Stored entries
++++++

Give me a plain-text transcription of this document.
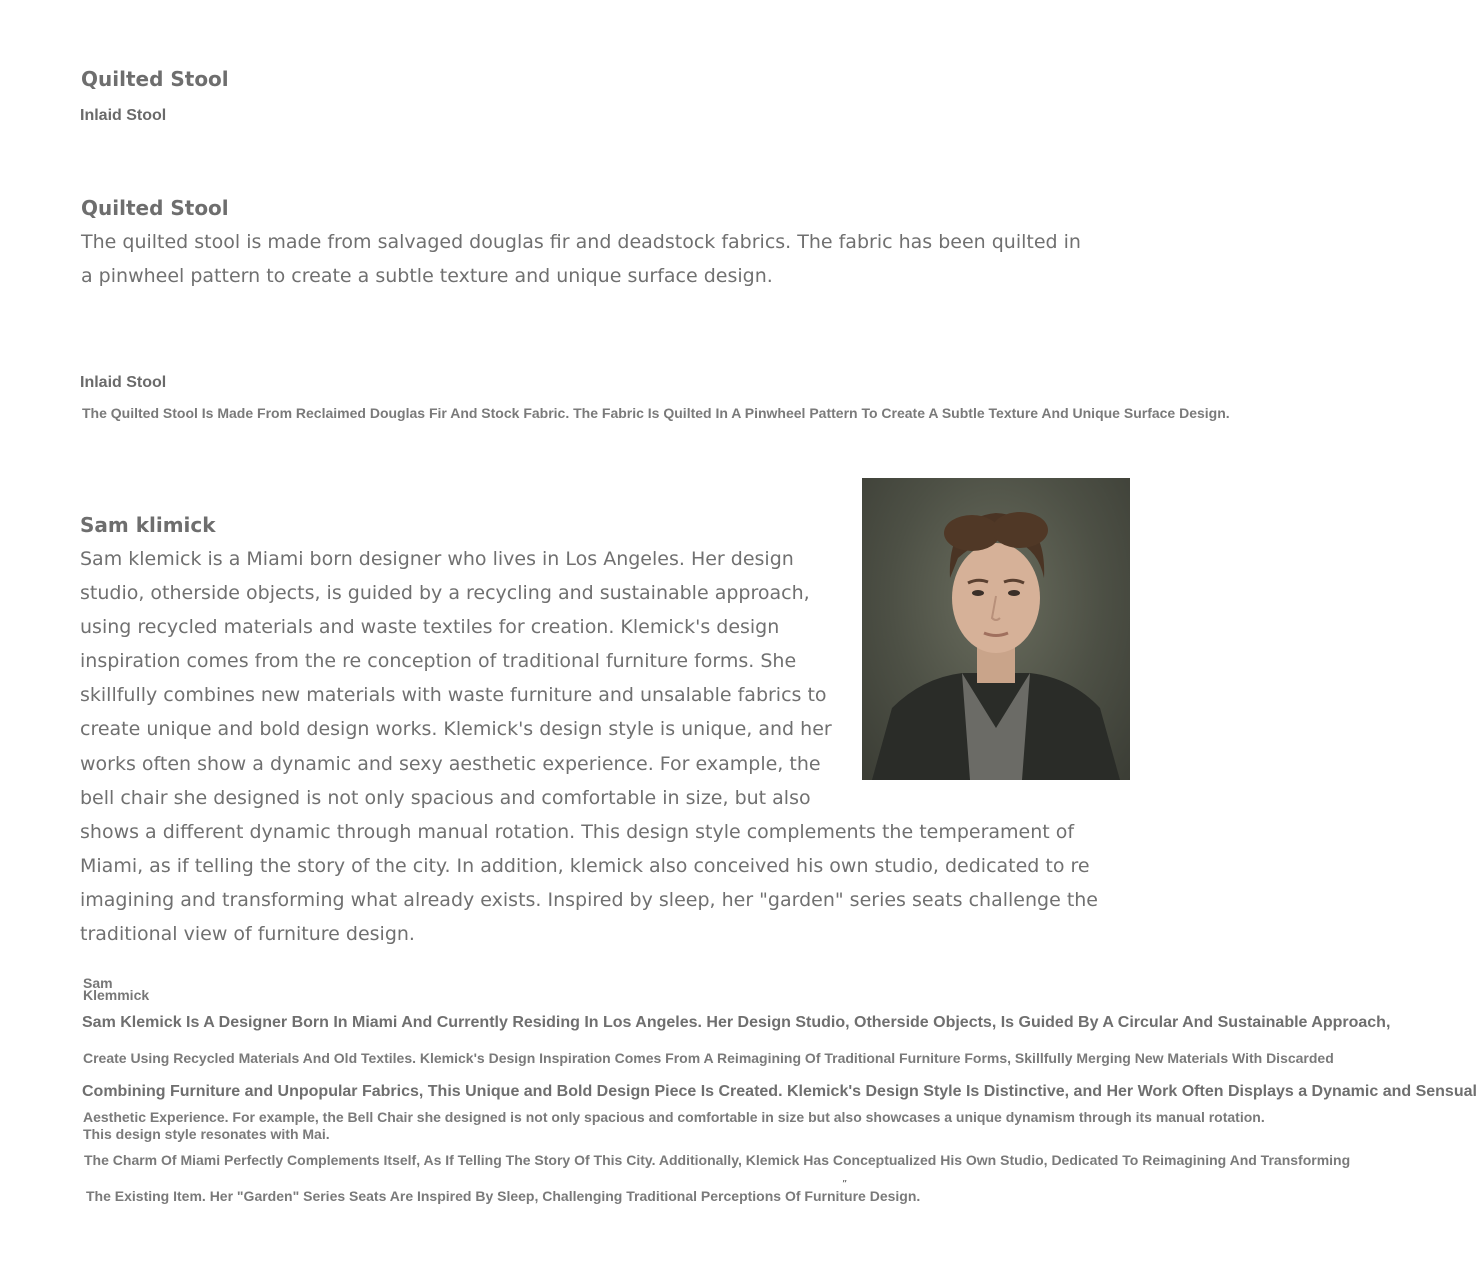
Quilted Stool
Inlaid Stool
Quilted Stool

The quilted stool is made from salvaged douglas fir and deadstock fabrics. The fabric has been quilted in a pinwheel pattern to create a subtle texture and unique surface design.

Inlaid Stool

The Quilted Stool Is Made From Reclaimed Douglas Fir And Stock Fabric. The Fabric Is Quilted In A Pinwheel Pattern To Create A Subtle Texture And Unique Surface Design.

Sam klimick
Sam klemick is a Miami born designer who lives in Los Angeles. Her design studio, otherside objects, is guided by a recycling and sustainable approach, using recycled materials and waste textiles for creation. Klemick's design inspiration comes from the re conception of traditional furniture forms. She skillfully combines new materials with waste furniture and unsalable fabrics to create unique and bold design works. Klemick's design style is unique, and her works often show a dynamic and sexy aesthetic experience. For example, the bell chair she designed is not only spacious and comfortable in size, but also shows a different dynamic through manual rotation. This design style complements the temperament of Miami, as if telling the story of the city. In addition, klemick also conceived his own studio, dedicated to re imagining and transforming what already exists. Inspired by sleep, her "garden" series seats challenge the traditional view of furniture design.
Sam
Klemmick
Sam Klemick Is A Designer Born In Miami And Currently Residing In Los Angeles. Her Design Studio, Otherside Objects, Is Guided By A Circular And Sustainable Approach,
Create Using Recycled Materials And Old Textiles. Klemick's Design Inspiration Comes From A Reimagining Of Traditional Furniture Forms, Skillfully Merging New Materials With Discarded
Combining Furniture and Unpopular Fabrics, This Unique and Bold Design Piece Is Created. Klemick's Design Style Is Distinctive, and Her Work Often Displays a Dynamic and Sensual
Aesthetic Experience. For example, the Bell Chair she designed is not only spacious and comfortable in size but also showcases a unique dynamism through its manual rotation.
This design style resonates with Mai.
The Charm Of Miami Perfectly Complements Itself, As If Telling The Story Of This City. Additionally, Klemick Has Conceptualized His Own Studio, Dedicated To Reimagining And Transforming
The Existing Item. Her "Garden" Series Seats Are Inspired By Sleep, Challenging Traditional Perceptions Of Furniture Design.
”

++++++

▸ AIM OF THE EXERCISE
Transcribe the material exactly, keeping every word and none of the pictures.

▸ RESULT FOR THIS TASK
Give me a plain-text transcription of this document.
Quilted Stool
Inlaid Stool
Quilted Stool

The quilted stool is made from salvaged douglas fir and deadstock fabrics. The fabric has been quilted in a pinwheel pattern to create a subtle texture and unique surface design.

Inlaid Stool

The Quilted Stool Is Made From Reclaimed Douglas Fir And Stock Fabric. The Fabric Is Quilted In A Pinwheel Pattern To Create A Subtle Texture And Unique Surface Design.

Sam klimick
Sam klemick is a Miami born designer who lives in Los Angeles. Her design studio, otherside objects, is guided by a recycling and sustainable approach, using recycled materials and waste textiles for creation. Klemick's design inspiration comes from the re conception of traditional furniture forms. She skillfully combines new materials with waste furniture and unsalable fabrics to create unique and bold design works. Klemick's design style is unique, and her works often show a dynamic and sexy aesthetic experience. For example, the bell chair she designed is not only spacious and comfortable in size, but also shows a different dynamic through manual rotation. This design style complements the temperament of Miami, as if telling the story of the city. In addition, klemick also conceived his own studio, dedicated to re imagining and transforming what already exists. Inspired by sleep, her "garden" series seats challenge the traditional view of furniture design.
Sam
Klemmick
Sam Klemick Is A Designer Born In Miami And Currently Residing In Los Angeles. Her Design Studio, Otherside Objects, Is Guided By A Circular And Sustainable Approach,
Create Using Recycled Materials And Old Textiles. Klemick's Design Inspiration Comes From A Reimagining Of Traditional Furniture Forms, Skillfully Merging New Materials With Discarded
Combining Furniture and Unpopular Fabrics, This Unique and Bold Design Piece Is Created. Klemick's Design Style Is Distinctive, and Her Work Often Displays a Dynamic and Sensual
Aesthetic Experience. For example, the Bell Chair she designed is not only spacious and comfortable in size but also showcases a unique dynamism through its manual rotation.
This design style resonates with Mai.
The Charm Of Miami Perfectly Complements Itself, As If Telling The Story Of This City. Additionally, Klemick Has Conceptualized His Own Studio, Dedicated To Reimagining And Transforming
The Existing Item. Her "Garden" Series Seats Are Inspired By Sleep, Challenging Traditional Perceptions Of Furniture Design.
”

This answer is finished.